* Set task *
Please copy every line of the records below that holds the word "this".

A run of records
- - - -
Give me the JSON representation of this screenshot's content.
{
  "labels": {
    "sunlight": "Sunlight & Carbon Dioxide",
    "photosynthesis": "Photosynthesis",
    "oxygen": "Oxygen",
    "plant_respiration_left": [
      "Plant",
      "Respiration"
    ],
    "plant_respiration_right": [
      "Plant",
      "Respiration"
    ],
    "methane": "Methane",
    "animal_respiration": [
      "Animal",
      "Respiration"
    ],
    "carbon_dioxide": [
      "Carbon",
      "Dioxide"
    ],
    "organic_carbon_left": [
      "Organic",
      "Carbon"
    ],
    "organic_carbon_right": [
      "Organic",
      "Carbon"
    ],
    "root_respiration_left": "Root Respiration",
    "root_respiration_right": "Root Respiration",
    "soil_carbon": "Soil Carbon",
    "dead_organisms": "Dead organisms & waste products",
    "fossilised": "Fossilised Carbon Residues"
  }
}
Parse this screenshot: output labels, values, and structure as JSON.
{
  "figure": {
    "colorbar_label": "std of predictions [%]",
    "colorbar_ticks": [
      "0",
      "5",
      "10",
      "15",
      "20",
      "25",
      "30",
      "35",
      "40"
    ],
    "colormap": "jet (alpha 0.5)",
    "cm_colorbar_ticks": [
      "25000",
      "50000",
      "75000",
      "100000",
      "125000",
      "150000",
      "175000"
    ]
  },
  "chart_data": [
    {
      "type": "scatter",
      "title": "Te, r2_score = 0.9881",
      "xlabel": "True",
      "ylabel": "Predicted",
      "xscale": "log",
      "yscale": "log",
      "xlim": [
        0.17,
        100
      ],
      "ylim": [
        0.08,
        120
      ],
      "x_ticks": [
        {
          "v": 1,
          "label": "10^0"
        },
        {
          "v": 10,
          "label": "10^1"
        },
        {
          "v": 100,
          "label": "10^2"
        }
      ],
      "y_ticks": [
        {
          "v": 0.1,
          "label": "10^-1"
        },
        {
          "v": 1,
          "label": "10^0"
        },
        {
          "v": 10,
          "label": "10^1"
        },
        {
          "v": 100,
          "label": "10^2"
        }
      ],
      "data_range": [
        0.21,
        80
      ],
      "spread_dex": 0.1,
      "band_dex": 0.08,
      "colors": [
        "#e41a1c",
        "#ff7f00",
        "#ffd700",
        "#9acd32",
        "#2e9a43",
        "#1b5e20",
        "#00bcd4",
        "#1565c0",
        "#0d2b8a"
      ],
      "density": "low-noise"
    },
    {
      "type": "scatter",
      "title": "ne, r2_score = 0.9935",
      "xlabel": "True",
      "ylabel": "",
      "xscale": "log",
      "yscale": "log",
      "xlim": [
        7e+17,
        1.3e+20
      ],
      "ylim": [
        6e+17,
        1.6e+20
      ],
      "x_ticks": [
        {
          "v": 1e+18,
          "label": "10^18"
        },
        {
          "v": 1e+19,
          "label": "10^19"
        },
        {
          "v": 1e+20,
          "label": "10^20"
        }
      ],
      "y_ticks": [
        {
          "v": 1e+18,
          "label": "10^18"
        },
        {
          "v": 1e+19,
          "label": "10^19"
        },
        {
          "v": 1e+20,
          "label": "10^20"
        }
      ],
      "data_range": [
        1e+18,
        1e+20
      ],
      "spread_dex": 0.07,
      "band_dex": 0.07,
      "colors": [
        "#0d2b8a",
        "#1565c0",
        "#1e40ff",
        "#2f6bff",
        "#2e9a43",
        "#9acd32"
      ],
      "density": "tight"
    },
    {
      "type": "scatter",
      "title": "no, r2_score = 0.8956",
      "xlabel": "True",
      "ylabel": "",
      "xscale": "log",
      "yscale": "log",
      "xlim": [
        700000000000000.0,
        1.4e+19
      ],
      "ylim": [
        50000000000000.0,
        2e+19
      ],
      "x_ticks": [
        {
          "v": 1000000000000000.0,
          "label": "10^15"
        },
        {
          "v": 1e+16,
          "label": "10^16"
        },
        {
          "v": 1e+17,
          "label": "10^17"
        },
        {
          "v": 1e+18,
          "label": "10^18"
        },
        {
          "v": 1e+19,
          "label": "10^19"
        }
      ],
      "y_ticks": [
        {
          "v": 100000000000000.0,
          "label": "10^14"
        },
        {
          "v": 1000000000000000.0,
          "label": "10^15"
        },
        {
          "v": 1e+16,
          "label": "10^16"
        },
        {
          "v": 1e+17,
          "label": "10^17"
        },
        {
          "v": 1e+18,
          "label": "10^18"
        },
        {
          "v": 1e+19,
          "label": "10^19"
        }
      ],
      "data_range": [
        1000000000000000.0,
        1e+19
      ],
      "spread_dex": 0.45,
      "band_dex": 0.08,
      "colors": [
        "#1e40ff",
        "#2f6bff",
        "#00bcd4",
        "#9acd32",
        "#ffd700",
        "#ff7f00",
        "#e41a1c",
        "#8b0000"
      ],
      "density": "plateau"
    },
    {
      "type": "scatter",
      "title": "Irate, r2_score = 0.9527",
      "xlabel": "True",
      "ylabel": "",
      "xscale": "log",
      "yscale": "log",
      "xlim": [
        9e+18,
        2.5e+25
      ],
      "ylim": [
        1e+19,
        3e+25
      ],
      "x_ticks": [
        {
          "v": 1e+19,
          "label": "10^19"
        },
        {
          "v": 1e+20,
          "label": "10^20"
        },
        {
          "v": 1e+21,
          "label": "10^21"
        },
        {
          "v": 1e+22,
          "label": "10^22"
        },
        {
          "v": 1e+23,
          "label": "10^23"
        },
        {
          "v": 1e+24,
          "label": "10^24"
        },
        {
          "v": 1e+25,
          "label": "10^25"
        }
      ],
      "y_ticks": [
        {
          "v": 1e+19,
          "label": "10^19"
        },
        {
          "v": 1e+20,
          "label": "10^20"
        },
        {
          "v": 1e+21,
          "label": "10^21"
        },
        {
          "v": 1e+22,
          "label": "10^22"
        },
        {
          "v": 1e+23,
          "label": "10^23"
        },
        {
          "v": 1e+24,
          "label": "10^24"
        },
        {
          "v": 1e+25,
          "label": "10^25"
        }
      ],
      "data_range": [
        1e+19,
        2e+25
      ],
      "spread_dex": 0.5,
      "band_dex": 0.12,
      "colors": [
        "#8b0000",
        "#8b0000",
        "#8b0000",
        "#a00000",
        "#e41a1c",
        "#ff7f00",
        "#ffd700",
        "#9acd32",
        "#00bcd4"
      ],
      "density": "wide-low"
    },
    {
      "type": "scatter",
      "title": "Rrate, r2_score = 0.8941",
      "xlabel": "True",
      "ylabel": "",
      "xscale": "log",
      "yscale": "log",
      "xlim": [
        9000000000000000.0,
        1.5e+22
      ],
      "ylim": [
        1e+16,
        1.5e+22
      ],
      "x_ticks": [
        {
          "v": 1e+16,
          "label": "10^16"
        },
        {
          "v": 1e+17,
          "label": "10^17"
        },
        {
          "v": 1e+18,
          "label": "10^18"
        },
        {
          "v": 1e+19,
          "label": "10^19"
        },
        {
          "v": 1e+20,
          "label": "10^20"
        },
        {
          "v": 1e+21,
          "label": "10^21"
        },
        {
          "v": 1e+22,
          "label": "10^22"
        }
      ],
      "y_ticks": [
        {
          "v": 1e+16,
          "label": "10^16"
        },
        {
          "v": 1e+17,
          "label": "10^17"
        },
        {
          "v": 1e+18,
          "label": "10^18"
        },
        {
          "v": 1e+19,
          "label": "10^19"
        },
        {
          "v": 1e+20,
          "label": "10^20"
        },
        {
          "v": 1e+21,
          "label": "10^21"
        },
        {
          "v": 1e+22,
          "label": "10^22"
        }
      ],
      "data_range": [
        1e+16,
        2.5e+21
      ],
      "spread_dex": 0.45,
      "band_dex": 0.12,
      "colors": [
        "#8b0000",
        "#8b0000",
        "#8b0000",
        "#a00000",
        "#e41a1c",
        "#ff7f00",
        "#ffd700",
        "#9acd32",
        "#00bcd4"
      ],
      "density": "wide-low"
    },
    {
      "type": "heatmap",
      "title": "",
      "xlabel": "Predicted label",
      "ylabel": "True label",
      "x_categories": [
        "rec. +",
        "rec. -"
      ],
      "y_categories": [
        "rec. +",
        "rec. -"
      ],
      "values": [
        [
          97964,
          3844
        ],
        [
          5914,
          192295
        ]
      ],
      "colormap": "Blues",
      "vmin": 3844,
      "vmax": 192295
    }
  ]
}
- - - -
* Problem solution *
Give me the JSON representation of this screenshot's content.
Parse this screenshot: output labels, values, and structure as JSON.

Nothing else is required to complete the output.